* [EXERCISE DETAILS] Gather each line in the entries that includes the string "课综合拔高练".

(Records from a dataset)
────
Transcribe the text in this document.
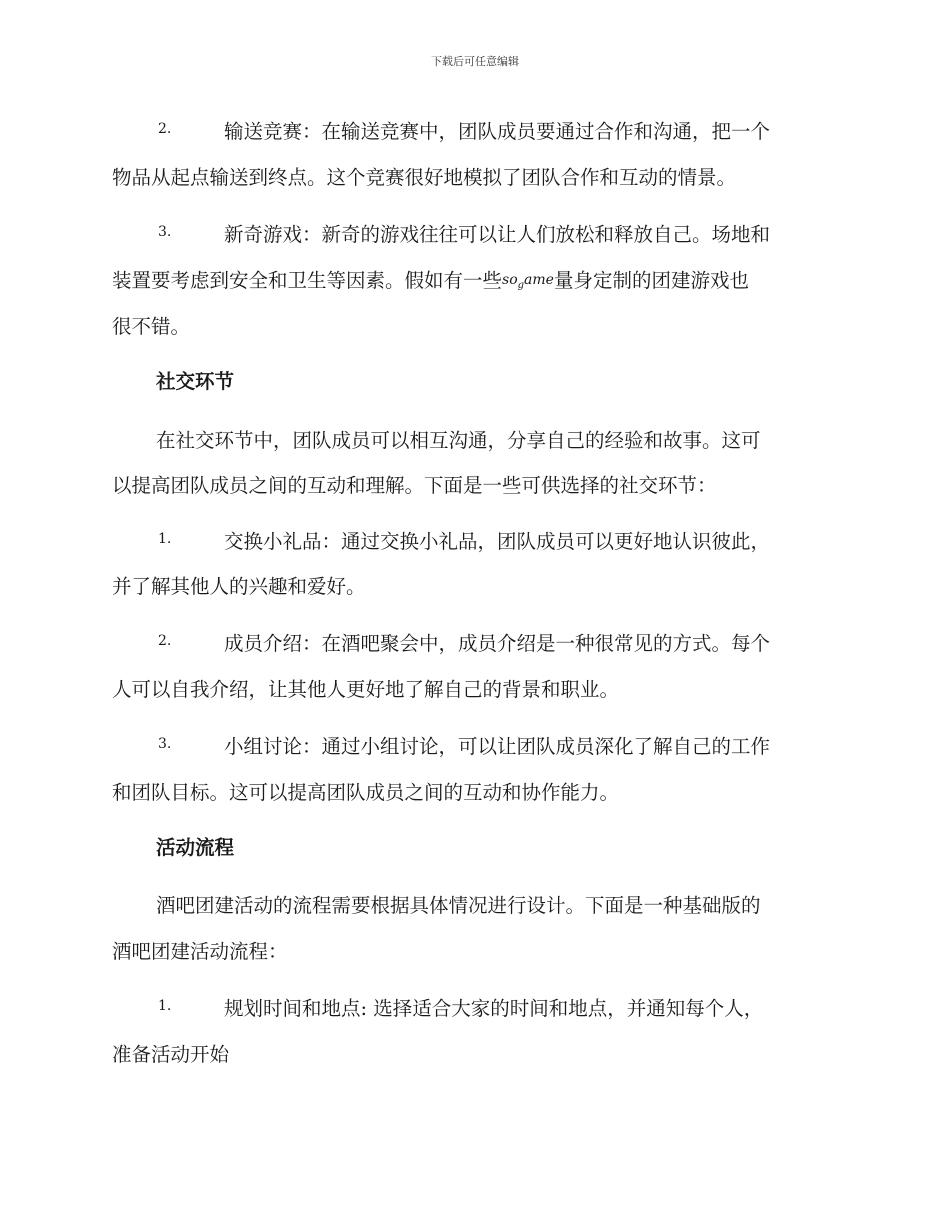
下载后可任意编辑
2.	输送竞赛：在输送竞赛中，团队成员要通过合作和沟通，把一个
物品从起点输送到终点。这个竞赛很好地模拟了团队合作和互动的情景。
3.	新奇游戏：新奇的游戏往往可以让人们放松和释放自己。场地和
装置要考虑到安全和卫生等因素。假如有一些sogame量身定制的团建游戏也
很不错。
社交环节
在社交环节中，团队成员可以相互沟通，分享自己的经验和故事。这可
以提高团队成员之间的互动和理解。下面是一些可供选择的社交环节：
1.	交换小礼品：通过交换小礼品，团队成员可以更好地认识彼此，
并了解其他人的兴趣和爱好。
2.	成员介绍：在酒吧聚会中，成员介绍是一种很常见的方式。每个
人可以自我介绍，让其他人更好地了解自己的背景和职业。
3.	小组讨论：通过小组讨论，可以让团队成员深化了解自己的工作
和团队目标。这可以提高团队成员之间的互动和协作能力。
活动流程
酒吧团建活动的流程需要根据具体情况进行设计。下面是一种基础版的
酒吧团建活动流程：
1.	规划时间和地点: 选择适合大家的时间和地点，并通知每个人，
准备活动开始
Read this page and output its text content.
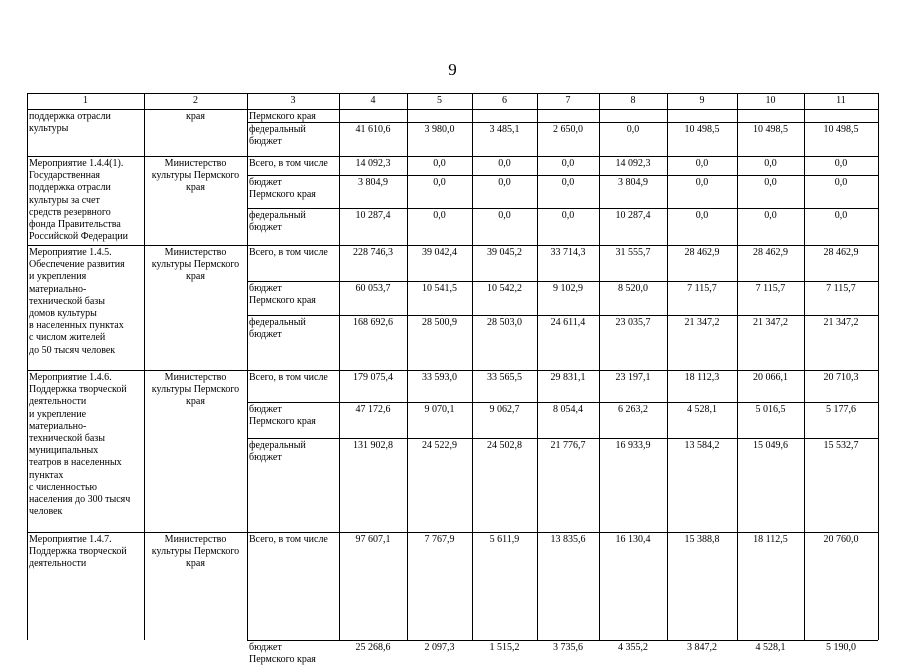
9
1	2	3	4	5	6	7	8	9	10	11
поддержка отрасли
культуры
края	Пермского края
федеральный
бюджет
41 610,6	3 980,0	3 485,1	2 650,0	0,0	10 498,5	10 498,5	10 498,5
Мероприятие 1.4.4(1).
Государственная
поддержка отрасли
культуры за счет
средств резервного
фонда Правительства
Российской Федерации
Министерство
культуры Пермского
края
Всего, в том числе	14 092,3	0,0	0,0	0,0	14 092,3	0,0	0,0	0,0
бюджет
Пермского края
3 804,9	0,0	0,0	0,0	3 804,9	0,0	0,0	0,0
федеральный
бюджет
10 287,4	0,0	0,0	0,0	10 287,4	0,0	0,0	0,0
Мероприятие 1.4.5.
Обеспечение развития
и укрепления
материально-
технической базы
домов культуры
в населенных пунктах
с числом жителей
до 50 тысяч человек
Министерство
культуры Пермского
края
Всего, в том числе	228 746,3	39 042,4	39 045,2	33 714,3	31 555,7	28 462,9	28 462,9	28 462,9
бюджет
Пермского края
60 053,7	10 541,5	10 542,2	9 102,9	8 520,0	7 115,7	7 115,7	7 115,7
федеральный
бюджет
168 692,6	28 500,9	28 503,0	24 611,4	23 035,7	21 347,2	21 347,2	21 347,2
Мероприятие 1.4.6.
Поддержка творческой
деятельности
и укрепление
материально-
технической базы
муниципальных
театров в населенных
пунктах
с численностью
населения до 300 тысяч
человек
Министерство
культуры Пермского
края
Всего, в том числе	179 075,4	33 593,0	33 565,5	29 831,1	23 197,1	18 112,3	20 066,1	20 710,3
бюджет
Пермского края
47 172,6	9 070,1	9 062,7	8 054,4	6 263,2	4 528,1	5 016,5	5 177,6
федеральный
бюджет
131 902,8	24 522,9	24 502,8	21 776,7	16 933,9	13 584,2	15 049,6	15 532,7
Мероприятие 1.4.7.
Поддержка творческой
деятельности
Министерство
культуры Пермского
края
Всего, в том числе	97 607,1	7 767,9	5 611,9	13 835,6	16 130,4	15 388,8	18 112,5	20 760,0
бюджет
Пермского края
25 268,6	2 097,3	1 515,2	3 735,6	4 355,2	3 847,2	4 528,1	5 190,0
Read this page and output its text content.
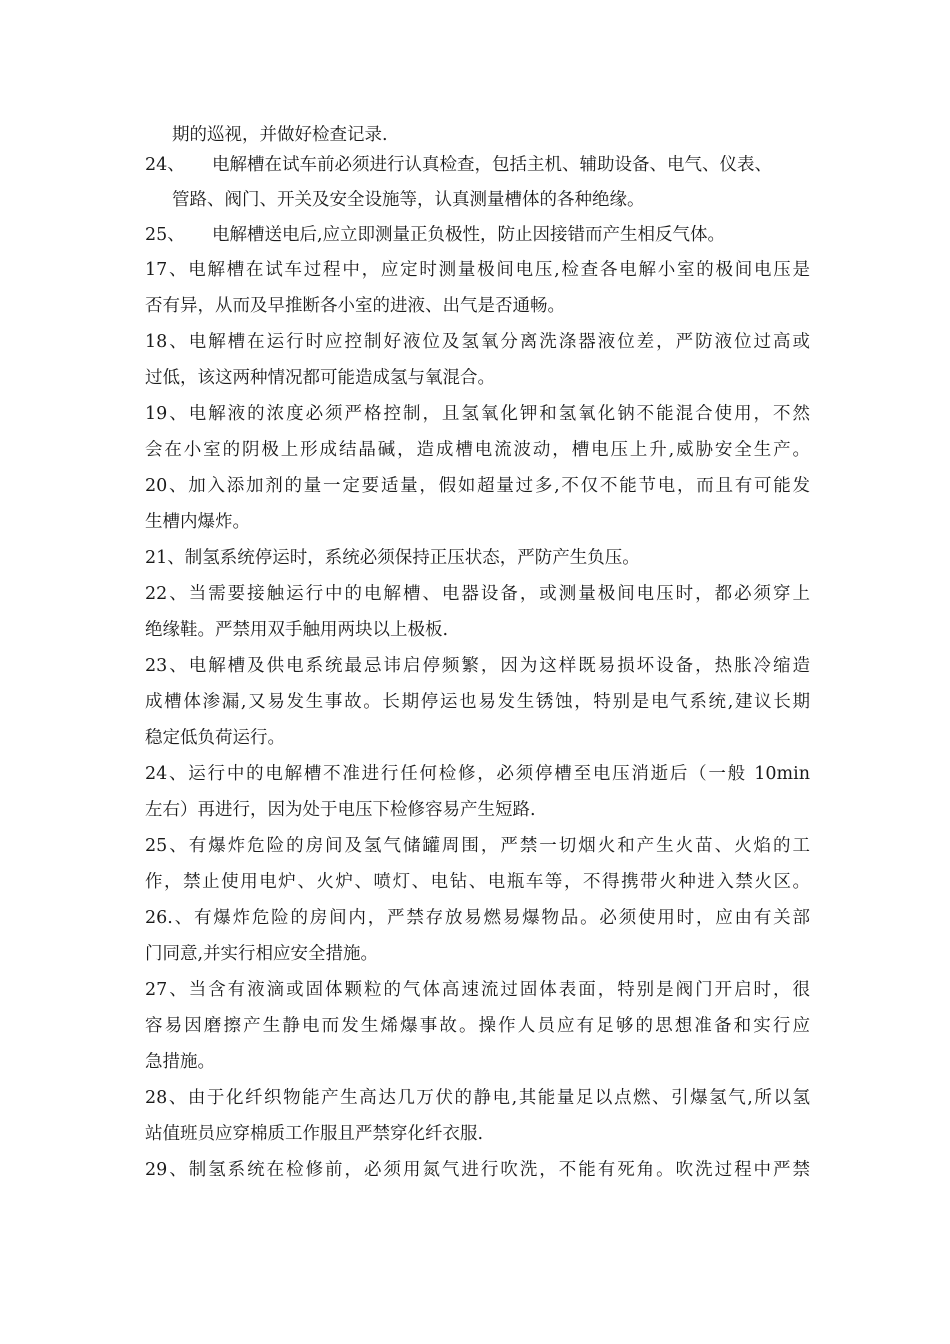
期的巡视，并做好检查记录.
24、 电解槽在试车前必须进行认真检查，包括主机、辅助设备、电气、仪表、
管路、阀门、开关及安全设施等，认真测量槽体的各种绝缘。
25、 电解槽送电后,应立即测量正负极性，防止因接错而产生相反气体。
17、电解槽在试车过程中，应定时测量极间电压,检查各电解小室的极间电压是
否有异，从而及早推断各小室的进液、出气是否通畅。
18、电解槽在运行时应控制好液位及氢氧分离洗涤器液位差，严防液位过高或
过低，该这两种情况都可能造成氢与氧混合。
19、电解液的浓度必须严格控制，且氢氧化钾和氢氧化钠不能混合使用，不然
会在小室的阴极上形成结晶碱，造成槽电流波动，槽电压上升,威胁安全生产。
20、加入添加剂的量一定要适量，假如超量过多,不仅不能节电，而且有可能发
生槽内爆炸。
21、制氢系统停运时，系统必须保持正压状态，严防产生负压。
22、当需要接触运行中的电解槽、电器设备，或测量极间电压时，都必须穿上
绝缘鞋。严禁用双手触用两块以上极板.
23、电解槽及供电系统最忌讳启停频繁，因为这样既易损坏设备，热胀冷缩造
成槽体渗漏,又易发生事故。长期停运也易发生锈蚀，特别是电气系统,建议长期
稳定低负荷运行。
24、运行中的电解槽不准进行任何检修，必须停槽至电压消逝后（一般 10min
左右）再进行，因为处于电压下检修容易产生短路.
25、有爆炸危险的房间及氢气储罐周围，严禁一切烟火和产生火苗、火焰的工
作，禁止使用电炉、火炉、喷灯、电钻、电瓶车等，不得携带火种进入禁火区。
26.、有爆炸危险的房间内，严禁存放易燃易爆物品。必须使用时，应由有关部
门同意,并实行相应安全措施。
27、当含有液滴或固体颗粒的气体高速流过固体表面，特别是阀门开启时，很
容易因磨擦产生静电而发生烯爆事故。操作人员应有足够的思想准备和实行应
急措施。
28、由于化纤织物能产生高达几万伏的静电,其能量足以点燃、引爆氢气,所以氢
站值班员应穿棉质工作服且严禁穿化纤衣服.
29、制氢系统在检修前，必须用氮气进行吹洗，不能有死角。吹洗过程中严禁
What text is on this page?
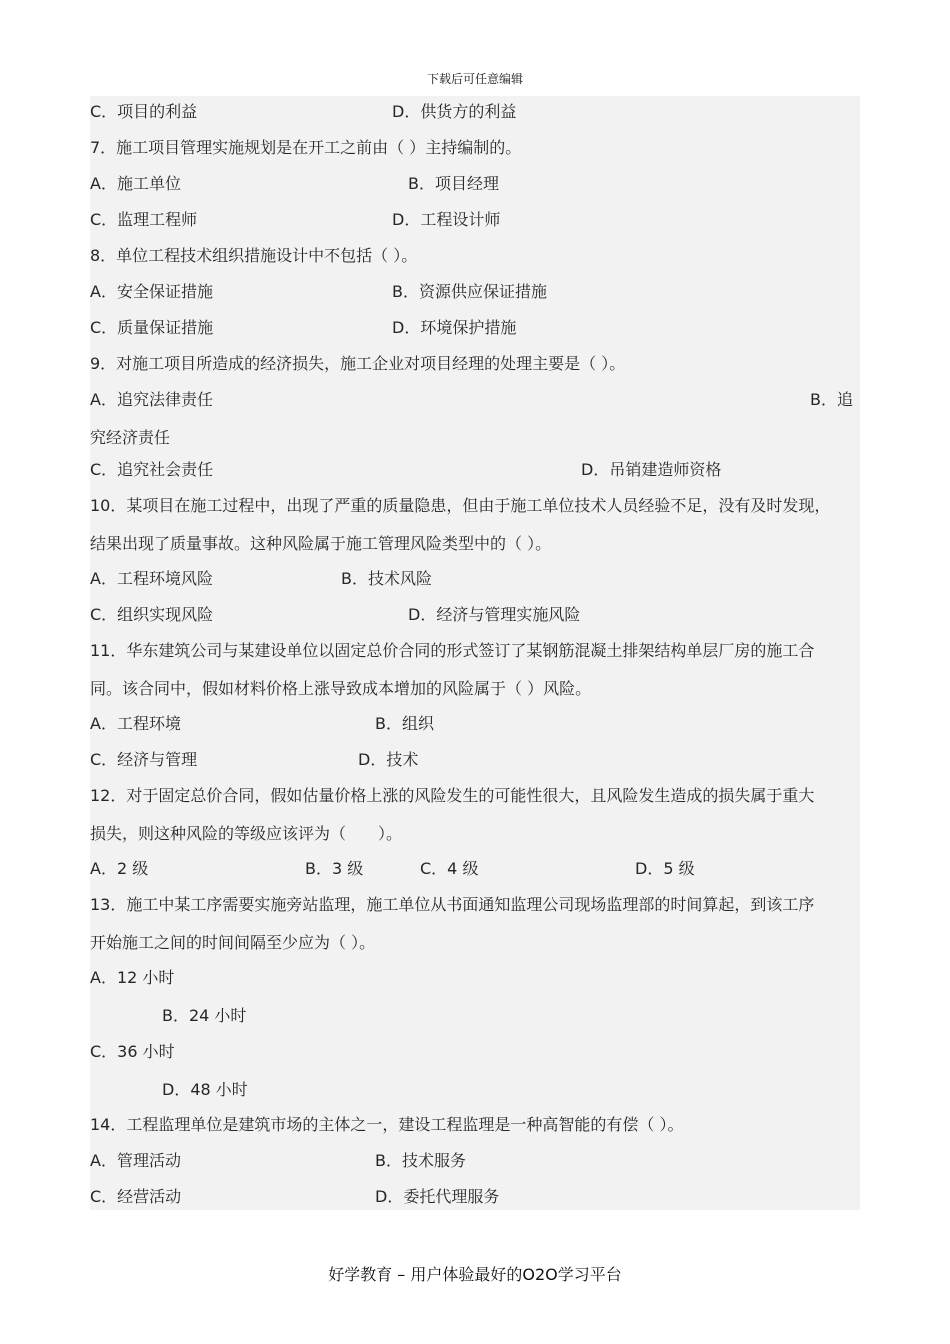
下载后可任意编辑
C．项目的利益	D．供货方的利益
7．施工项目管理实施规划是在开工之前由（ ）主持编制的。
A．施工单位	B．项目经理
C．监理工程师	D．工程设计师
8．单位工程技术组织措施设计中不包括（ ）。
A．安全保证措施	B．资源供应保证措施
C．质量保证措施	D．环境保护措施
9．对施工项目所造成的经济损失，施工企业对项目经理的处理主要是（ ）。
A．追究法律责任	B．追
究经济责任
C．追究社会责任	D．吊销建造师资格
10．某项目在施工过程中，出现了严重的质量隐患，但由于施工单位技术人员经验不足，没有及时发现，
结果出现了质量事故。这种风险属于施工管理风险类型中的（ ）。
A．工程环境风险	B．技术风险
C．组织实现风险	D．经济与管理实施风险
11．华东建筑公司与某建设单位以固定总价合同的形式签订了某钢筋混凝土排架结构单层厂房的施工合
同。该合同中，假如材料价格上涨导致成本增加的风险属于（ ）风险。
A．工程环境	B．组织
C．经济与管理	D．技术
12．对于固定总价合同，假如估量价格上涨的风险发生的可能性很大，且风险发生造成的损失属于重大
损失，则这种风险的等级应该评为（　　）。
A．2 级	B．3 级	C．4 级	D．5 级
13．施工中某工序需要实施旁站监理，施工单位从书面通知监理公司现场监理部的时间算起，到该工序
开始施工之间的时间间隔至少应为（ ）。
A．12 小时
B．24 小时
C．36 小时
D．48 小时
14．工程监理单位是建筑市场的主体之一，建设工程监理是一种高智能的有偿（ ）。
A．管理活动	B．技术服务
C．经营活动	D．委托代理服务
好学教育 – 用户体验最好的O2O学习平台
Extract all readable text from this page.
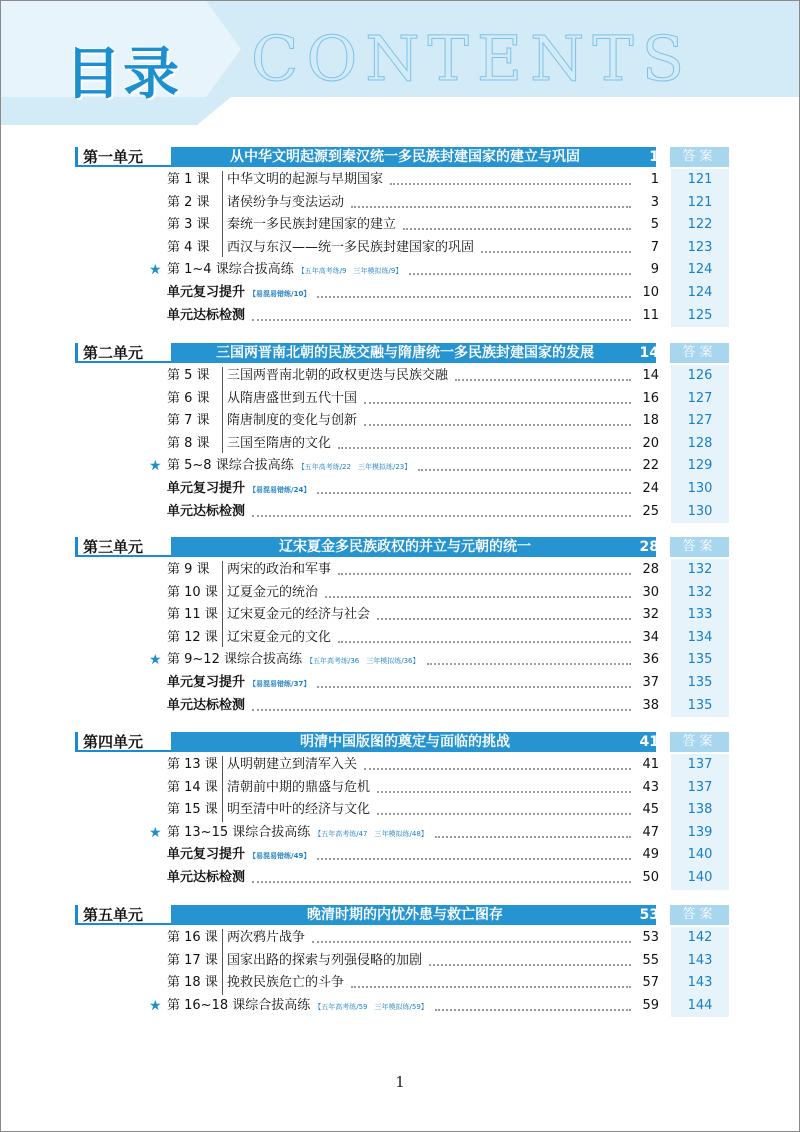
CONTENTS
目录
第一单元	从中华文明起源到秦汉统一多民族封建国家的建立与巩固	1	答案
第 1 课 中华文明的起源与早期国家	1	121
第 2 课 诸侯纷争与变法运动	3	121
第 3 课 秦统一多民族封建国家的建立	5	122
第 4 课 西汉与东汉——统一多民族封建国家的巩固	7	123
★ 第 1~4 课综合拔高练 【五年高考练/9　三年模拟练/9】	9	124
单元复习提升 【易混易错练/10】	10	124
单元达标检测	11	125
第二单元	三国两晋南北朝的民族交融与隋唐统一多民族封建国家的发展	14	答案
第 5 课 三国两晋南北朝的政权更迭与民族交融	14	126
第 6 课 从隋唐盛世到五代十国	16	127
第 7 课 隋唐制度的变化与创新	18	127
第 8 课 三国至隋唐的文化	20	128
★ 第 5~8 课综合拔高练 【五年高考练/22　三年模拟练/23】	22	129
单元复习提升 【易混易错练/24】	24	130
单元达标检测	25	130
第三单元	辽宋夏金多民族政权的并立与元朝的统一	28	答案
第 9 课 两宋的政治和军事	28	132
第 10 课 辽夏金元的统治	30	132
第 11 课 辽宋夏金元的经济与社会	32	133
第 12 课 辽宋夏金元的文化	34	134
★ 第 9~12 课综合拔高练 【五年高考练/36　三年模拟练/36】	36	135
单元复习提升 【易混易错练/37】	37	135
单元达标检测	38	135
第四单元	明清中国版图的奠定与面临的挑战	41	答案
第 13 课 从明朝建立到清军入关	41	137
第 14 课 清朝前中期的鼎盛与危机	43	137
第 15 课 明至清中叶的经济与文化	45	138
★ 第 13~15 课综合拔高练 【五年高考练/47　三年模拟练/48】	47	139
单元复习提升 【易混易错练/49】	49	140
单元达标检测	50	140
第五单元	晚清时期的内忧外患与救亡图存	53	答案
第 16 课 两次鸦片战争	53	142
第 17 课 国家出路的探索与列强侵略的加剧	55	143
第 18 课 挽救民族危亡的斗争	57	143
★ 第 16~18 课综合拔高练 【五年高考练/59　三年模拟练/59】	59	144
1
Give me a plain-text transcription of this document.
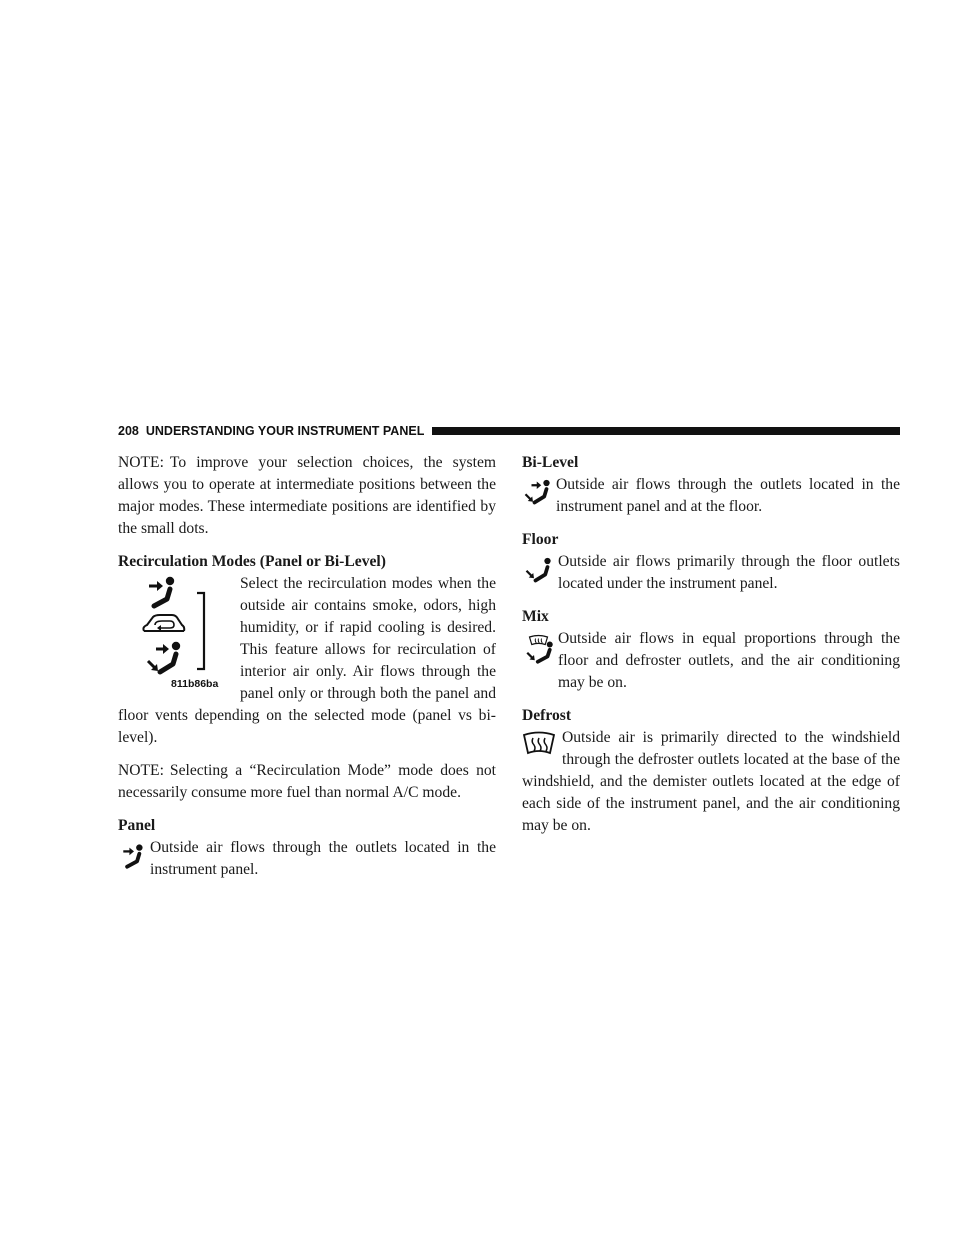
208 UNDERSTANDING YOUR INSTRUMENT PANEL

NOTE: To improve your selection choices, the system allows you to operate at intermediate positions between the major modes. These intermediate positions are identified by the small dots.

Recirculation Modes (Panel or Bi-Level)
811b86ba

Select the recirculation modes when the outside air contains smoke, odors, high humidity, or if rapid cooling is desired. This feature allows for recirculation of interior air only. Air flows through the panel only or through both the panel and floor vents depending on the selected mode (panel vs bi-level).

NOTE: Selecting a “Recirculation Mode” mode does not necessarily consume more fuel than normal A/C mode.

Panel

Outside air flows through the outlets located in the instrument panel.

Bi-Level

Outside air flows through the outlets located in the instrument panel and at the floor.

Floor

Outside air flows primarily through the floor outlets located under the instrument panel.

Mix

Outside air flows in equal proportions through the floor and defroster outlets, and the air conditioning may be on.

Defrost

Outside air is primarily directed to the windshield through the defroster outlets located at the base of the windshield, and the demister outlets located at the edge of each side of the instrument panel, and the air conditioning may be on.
────
* [THE OUTPUT]
★ 第 1~4 课综合拔高练 【五年高考练/9　三年模拟练/9】	9	124
★ 第 5~8 课综合拔高练 【五年高考练/22　三年模拟练/23】	22	129
★ 第 9~12 课综合拔高练 【五年高考练/36　三年模拟练/36】	36	135
★ 第 13~15 课综合拔高练 【五年高考练/47　三年模拟练/48】	47	139
★ 第 16~18 课综合拔高练 【五年高考练/59　三年模拟练/59】	59	144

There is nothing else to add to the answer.